■ EXERCISE REQUIREMENTS: Search the material for "greeting" and show all lines that contain it.

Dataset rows

○ ○ ○ ○ ○ ○ ○

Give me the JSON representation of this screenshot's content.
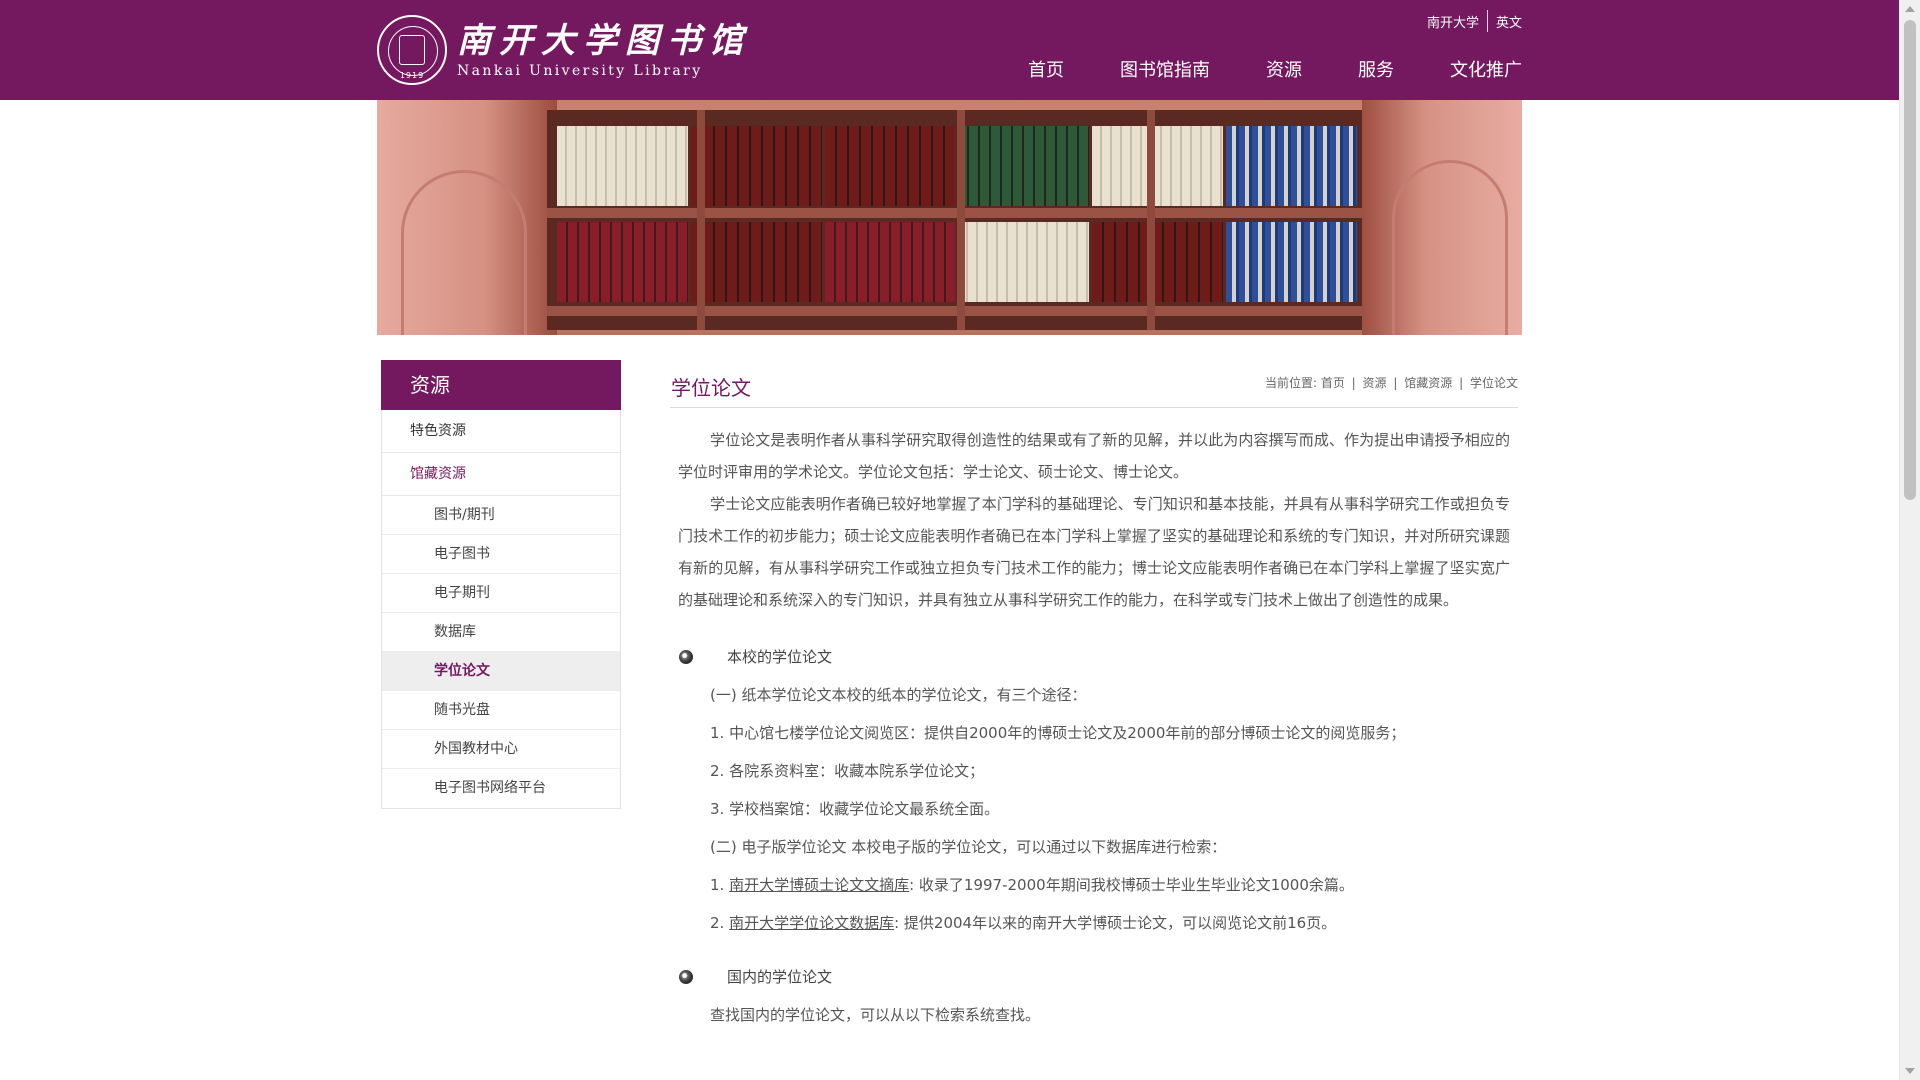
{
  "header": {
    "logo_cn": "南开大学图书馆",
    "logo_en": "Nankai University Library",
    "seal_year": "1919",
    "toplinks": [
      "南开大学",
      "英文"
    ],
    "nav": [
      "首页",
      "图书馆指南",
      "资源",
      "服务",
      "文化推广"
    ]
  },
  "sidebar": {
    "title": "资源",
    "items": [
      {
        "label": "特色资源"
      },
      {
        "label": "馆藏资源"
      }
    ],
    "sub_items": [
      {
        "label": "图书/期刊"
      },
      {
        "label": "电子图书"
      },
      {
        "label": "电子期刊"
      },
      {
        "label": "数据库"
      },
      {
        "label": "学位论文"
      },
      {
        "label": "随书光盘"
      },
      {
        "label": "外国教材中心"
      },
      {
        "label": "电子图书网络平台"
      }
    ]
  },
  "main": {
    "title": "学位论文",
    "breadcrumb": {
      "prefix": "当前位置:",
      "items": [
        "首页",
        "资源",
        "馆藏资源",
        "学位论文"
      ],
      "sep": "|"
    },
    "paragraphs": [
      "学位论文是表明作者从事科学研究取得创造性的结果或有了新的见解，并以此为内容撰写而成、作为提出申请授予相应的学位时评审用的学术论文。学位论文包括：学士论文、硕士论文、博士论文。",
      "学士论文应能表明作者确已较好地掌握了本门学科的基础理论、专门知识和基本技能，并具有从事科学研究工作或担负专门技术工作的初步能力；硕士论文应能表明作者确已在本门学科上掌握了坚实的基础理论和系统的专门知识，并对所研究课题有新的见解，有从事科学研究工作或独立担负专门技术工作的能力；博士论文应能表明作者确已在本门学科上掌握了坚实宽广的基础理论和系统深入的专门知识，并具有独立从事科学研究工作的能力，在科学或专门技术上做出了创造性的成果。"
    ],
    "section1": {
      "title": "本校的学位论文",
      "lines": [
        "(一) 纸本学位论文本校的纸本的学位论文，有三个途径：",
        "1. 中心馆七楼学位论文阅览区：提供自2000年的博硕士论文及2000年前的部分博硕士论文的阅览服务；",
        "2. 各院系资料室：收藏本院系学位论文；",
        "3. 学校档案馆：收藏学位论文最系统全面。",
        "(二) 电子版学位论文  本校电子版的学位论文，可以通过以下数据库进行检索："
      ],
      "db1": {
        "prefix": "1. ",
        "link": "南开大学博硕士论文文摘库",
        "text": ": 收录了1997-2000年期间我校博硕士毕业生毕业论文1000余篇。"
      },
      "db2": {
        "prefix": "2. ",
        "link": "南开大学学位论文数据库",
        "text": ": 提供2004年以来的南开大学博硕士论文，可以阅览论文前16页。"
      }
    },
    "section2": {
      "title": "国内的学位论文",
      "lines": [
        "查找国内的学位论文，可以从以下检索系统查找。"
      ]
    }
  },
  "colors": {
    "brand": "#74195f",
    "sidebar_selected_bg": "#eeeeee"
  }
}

○ ○ ○ ○ ○ ○ ○

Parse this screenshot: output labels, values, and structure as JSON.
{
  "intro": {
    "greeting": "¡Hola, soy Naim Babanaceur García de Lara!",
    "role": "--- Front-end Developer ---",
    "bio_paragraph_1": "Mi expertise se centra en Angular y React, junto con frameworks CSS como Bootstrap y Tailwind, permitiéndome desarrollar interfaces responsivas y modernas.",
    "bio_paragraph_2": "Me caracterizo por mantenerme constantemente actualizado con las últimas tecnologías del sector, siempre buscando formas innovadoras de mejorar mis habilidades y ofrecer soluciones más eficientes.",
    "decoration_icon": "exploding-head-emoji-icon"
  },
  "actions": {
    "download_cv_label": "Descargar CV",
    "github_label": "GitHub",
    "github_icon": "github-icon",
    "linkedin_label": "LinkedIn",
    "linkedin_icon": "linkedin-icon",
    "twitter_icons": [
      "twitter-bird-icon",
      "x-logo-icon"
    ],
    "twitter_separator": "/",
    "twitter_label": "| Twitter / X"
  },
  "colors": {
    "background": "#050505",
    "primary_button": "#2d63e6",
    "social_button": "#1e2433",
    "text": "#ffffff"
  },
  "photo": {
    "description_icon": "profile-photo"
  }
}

○ ○ ○ ○ ○ ○ ○

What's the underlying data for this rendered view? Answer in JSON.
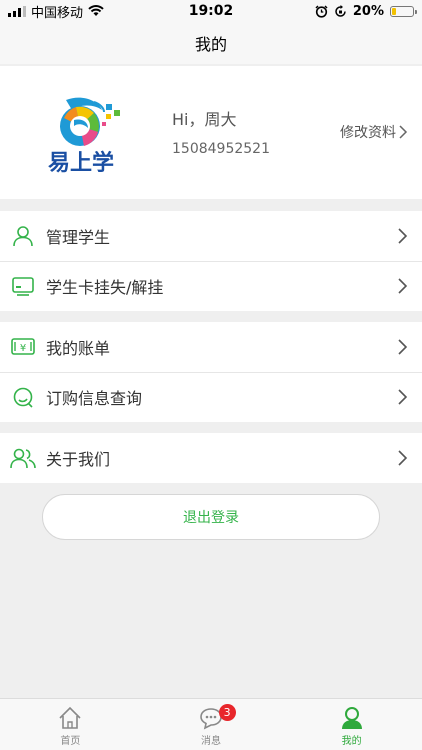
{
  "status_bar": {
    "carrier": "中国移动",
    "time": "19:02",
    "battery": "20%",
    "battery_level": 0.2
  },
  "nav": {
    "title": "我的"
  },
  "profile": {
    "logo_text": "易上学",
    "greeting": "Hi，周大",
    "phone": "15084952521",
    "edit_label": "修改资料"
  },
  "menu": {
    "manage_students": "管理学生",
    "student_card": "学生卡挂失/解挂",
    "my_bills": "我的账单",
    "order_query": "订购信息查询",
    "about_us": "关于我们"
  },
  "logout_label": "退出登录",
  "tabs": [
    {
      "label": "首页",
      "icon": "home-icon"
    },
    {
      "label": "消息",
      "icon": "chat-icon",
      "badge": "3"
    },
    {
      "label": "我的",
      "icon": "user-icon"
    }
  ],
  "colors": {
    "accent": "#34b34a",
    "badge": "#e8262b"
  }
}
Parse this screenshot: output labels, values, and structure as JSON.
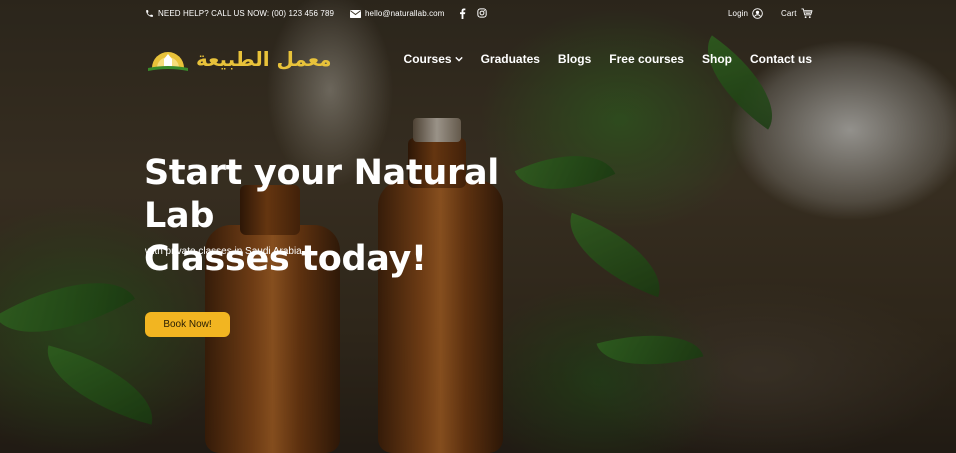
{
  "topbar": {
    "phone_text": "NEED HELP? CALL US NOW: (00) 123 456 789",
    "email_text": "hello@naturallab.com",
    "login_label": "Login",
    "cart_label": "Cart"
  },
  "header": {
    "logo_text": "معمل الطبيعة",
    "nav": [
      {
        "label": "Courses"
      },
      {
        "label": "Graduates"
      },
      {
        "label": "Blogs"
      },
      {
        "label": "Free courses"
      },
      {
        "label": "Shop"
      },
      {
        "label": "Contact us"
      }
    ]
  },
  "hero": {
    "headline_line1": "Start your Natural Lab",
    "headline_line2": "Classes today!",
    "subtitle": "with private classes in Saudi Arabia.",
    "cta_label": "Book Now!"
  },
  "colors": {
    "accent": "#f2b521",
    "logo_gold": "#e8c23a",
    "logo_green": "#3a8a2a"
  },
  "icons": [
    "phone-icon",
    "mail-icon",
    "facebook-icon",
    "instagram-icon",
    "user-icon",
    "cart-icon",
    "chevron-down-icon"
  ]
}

○ ○ ○ ○ ○ ○ ○

■ TASK OUTPUT:
    "greeting": "¡Hola, soy Naim Babanaceur García de Lara!",
    "greeting": "Hi，周大",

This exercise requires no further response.